• _Task details_
Return each line holding the string "Quiroga".

• _Supplied data_
★ ★ ★ ★ ★

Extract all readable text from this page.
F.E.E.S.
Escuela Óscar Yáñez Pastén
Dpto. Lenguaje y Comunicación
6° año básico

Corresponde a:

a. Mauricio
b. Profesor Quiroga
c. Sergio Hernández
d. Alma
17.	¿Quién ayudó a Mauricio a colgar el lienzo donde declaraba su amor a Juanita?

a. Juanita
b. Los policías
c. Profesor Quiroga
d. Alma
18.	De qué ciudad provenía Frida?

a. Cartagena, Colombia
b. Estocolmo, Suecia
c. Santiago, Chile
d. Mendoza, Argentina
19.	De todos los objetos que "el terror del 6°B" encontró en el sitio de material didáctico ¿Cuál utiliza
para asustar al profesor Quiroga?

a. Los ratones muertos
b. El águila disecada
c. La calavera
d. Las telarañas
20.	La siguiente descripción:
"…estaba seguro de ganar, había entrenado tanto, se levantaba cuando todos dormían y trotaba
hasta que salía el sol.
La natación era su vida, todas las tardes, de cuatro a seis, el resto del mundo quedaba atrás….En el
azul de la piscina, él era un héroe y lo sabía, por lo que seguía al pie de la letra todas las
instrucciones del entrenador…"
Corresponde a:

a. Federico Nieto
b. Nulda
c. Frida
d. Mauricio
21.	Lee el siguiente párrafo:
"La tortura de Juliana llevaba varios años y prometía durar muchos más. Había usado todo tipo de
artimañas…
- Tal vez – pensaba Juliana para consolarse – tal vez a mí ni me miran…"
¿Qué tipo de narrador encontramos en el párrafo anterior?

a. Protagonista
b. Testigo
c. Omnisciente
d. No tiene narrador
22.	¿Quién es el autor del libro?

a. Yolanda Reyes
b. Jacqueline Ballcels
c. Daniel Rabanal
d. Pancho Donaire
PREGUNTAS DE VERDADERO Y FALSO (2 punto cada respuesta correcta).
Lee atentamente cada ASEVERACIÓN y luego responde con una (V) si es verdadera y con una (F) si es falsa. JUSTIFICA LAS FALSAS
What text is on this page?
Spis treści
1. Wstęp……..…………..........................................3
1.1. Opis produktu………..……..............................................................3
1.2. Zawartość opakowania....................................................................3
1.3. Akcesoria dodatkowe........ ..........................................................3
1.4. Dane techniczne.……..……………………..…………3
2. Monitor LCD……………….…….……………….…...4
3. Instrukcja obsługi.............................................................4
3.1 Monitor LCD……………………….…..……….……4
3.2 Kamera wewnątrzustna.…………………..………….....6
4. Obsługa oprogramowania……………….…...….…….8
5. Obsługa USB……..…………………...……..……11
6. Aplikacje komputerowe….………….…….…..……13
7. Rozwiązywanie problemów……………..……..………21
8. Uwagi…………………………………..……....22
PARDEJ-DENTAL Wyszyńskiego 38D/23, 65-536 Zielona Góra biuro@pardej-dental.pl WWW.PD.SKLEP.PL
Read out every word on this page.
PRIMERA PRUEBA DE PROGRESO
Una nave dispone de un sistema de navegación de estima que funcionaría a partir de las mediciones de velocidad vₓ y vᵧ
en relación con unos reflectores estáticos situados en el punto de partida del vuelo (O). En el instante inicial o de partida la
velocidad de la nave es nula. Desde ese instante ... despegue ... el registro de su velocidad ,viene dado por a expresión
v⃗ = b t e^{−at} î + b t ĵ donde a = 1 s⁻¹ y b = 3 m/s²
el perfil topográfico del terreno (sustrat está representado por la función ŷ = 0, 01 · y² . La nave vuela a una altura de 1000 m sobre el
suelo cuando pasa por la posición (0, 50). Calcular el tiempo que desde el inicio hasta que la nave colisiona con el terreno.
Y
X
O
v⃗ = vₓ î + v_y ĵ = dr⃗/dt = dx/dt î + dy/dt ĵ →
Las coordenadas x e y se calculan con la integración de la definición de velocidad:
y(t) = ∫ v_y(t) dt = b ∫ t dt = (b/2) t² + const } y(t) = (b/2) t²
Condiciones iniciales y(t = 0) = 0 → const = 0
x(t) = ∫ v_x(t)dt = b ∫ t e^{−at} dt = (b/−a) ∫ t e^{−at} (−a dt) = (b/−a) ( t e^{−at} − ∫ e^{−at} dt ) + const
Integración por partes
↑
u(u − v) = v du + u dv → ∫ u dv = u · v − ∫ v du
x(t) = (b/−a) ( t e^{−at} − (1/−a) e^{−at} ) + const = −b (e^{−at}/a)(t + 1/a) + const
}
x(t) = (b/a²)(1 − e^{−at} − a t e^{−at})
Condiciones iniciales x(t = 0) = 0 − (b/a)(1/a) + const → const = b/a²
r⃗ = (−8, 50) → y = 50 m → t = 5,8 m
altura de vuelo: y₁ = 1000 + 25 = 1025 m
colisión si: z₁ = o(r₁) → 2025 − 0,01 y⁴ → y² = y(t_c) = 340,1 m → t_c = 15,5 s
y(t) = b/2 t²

★ ★ ★ ★ ★

• _Output for this task_
b. Profesor Quiroga
c. Profesor Quiroga
para asustar al profesor Quiroga?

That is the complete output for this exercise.